Check each line of the entries below for the string "培养学生抓住事物特点观察的能力"; copy every line where it appears.
****************************************
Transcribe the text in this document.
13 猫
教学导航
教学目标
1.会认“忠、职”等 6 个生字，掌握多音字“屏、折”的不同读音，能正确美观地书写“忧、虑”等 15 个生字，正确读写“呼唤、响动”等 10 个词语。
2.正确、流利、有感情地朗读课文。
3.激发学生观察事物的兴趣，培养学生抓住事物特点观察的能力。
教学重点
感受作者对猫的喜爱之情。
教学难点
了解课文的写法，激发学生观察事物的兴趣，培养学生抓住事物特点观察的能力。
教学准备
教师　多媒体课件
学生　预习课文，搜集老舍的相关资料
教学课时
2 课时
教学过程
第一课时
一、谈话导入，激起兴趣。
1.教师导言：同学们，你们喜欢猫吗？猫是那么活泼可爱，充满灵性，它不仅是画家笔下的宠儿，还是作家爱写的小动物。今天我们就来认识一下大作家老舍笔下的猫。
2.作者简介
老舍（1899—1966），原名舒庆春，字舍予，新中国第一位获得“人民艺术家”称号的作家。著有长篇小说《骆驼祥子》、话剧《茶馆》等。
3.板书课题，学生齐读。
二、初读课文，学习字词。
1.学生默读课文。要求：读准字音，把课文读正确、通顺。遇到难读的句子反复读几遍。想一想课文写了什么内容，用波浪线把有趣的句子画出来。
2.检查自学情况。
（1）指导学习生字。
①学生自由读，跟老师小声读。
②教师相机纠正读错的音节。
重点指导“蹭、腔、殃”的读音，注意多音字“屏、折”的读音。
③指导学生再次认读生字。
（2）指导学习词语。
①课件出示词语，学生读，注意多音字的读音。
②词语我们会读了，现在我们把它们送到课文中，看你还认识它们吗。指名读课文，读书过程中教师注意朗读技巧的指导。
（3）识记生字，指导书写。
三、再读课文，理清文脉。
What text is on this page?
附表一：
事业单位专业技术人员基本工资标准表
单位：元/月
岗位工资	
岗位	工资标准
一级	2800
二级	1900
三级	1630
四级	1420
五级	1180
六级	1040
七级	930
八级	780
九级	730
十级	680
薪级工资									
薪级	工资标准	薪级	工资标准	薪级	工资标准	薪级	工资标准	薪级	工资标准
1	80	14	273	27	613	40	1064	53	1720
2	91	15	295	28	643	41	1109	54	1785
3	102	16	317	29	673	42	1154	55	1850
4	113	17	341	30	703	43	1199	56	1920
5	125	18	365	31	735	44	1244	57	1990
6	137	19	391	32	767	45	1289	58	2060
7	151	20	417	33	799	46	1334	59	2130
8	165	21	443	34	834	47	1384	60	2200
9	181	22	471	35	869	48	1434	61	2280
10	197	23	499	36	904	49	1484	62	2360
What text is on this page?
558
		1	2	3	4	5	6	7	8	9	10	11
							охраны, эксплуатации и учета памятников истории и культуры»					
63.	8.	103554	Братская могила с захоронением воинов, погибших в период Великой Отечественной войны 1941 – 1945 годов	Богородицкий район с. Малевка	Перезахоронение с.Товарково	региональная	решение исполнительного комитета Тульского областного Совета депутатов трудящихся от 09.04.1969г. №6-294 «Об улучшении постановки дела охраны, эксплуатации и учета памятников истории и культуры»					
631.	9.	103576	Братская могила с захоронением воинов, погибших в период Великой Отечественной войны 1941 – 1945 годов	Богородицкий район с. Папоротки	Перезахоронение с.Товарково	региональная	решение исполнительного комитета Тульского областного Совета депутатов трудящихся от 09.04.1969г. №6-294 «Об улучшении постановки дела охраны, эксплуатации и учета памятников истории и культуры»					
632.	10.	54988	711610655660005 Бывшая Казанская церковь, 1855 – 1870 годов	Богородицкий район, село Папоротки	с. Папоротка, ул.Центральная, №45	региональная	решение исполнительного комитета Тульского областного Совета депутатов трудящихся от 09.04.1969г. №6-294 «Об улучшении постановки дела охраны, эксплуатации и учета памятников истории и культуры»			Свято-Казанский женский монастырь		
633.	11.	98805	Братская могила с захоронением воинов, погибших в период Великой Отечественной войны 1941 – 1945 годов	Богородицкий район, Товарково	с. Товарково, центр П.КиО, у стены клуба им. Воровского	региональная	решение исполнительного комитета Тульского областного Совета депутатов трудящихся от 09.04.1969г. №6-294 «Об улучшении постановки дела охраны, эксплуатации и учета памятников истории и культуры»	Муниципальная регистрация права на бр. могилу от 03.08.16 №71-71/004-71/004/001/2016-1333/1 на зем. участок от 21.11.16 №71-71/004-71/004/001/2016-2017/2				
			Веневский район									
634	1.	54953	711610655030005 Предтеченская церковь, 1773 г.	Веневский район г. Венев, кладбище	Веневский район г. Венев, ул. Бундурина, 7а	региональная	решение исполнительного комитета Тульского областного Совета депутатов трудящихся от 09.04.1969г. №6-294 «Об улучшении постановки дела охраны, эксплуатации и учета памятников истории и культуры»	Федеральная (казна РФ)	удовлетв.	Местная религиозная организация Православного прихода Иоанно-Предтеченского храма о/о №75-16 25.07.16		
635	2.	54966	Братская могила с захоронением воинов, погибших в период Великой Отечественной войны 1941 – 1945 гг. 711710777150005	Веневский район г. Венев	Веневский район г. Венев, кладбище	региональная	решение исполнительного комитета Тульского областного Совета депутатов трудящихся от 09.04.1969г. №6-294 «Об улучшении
****************************************
Finished answer:
3.激发学生观察事物的兴趣，培养学生抓住事物特点观察的能力。
了解课文的写法，激发学生观察事物的兴趣，培养学生抓住事物特点观察的能力。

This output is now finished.